+++ Material supplied

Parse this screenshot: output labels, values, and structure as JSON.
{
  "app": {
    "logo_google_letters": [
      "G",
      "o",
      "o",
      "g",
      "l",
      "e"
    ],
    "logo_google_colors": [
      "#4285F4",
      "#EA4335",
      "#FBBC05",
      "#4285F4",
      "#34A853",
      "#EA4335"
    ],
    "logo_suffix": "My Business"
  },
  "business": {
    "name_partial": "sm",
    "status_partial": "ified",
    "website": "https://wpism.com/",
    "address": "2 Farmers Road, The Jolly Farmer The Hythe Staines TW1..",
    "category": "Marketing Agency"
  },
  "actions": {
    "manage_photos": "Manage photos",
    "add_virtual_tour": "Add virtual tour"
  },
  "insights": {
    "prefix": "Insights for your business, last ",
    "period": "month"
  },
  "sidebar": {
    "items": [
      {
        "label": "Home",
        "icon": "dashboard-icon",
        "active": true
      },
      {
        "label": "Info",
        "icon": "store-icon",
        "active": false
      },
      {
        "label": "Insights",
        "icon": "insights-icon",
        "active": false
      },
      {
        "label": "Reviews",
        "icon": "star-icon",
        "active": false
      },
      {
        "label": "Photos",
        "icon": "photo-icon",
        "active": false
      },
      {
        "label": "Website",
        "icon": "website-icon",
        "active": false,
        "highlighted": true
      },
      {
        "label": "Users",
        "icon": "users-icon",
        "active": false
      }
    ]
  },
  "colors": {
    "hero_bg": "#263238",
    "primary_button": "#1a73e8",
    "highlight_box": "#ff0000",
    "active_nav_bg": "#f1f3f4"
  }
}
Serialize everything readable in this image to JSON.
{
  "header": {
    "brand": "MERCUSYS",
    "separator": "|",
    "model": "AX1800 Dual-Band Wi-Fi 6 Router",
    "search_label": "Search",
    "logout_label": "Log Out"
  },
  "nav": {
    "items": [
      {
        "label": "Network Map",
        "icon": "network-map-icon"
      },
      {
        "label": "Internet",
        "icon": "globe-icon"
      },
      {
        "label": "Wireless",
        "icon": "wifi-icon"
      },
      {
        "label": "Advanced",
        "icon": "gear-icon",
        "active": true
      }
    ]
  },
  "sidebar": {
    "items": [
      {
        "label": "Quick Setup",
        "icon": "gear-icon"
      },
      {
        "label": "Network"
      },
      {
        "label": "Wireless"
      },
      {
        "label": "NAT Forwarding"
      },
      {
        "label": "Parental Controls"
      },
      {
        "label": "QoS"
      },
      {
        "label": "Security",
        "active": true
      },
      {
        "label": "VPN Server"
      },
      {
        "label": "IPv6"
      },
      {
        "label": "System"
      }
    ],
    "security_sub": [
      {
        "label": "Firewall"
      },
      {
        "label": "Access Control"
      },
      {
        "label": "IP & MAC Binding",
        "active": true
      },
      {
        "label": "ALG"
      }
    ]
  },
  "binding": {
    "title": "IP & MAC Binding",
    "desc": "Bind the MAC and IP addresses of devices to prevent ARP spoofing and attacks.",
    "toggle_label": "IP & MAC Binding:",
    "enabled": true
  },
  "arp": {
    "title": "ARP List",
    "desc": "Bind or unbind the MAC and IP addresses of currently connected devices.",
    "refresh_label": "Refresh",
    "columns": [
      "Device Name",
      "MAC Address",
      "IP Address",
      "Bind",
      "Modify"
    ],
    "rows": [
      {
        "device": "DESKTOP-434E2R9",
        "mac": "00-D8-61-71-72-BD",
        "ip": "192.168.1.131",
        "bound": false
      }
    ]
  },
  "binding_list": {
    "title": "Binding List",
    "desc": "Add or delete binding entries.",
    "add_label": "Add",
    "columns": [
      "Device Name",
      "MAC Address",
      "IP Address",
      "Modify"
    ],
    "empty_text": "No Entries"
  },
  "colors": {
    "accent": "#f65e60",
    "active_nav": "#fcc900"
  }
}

++++++
+++ Material supplied

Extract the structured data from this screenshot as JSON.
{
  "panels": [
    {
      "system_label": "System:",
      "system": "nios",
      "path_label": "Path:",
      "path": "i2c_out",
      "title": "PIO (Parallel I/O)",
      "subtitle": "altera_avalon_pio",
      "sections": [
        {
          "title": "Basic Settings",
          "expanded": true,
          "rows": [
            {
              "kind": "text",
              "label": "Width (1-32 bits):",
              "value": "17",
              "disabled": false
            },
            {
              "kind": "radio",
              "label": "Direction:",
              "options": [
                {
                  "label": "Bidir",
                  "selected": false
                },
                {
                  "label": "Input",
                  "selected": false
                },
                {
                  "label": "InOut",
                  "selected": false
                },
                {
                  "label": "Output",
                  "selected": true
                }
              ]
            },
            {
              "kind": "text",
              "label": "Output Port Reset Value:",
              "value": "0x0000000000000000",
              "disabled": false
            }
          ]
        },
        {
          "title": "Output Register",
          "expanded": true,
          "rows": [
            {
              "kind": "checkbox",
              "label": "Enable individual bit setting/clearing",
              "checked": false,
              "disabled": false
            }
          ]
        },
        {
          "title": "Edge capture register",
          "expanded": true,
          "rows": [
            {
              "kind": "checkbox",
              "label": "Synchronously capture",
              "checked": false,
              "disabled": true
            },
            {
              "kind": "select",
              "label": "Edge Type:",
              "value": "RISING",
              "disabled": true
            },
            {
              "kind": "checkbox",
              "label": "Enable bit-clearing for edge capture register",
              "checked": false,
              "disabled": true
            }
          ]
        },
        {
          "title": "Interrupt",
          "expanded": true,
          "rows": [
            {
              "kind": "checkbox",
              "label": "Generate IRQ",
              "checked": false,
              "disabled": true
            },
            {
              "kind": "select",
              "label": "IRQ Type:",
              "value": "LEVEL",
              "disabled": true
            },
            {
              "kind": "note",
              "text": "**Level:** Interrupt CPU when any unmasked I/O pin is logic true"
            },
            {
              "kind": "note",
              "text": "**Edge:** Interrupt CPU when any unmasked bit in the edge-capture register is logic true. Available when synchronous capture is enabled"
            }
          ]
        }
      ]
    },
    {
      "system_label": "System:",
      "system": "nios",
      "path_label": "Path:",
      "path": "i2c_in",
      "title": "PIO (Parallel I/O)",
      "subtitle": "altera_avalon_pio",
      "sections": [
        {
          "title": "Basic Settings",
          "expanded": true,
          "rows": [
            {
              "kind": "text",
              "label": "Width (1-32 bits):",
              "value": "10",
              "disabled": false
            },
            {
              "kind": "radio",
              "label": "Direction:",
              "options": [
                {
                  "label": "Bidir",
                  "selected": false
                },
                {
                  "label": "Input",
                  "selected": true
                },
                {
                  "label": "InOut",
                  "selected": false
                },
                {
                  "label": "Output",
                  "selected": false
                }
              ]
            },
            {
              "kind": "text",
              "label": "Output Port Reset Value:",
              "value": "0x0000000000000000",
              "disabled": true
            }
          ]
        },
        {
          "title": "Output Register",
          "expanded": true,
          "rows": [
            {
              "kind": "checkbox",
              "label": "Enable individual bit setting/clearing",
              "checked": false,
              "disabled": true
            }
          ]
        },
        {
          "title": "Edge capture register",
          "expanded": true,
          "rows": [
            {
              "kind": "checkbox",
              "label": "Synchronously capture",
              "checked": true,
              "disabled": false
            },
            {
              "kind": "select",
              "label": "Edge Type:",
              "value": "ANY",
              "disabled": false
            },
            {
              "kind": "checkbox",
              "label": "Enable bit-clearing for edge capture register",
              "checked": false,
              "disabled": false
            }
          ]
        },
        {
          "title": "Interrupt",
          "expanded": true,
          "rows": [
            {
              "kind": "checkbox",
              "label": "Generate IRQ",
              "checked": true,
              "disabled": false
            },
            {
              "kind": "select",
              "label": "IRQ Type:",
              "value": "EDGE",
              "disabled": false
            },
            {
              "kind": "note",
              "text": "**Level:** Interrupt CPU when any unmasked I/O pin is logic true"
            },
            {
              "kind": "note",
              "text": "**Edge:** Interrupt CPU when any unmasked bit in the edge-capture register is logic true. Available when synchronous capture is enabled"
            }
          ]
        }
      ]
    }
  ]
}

++++++
+++ Material supplied

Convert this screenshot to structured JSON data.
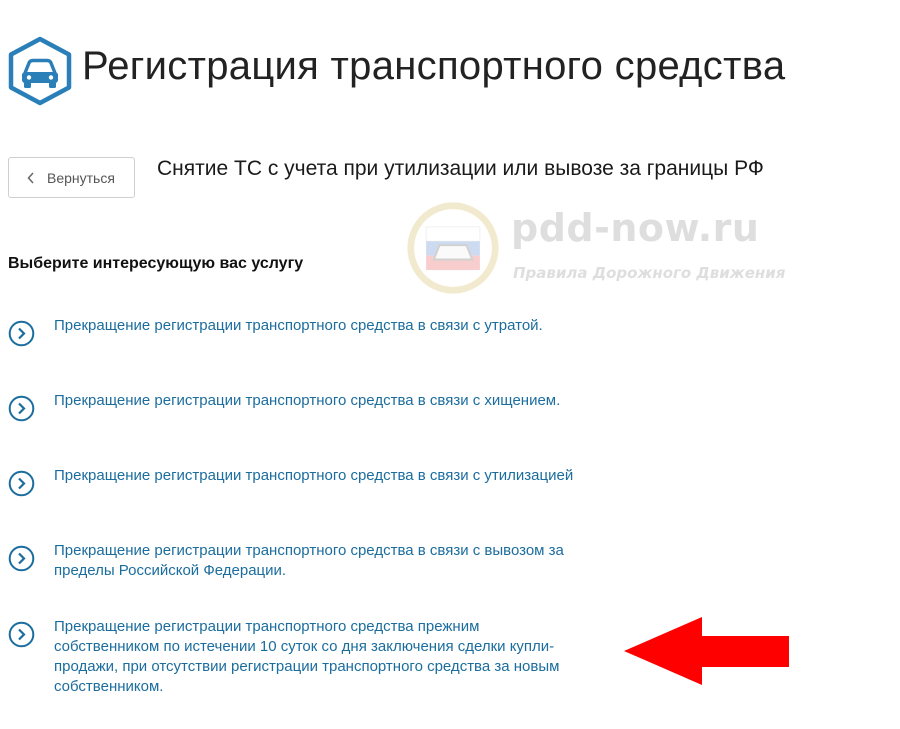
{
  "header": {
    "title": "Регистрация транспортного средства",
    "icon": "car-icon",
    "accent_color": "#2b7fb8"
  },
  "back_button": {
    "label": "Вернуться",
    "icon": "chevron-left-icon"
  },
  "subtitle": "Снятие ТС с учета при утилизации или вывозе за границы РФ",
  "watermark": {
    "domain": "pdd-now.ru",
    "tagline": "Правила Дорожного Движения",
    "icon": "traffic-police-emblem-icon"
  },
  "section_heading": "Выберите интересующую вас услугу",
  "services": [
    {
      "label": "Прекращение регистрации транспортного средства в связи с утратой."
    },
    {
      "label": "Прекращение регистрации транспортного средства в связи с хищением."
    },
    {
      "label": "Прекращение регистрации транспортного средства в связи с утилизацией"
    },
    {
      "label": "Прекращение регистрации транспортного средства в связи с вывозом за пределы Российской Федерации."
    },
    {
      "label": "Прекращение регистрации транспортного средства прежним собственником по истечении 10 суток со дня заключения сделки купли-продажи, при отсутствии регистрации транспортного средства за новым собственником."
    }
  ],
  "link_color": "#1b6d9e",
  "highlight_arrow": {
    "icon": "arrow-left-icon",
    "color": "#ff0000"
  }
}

++++++

Go through the listing above and report how many of its lines contain the word "this", with only the number as output.

4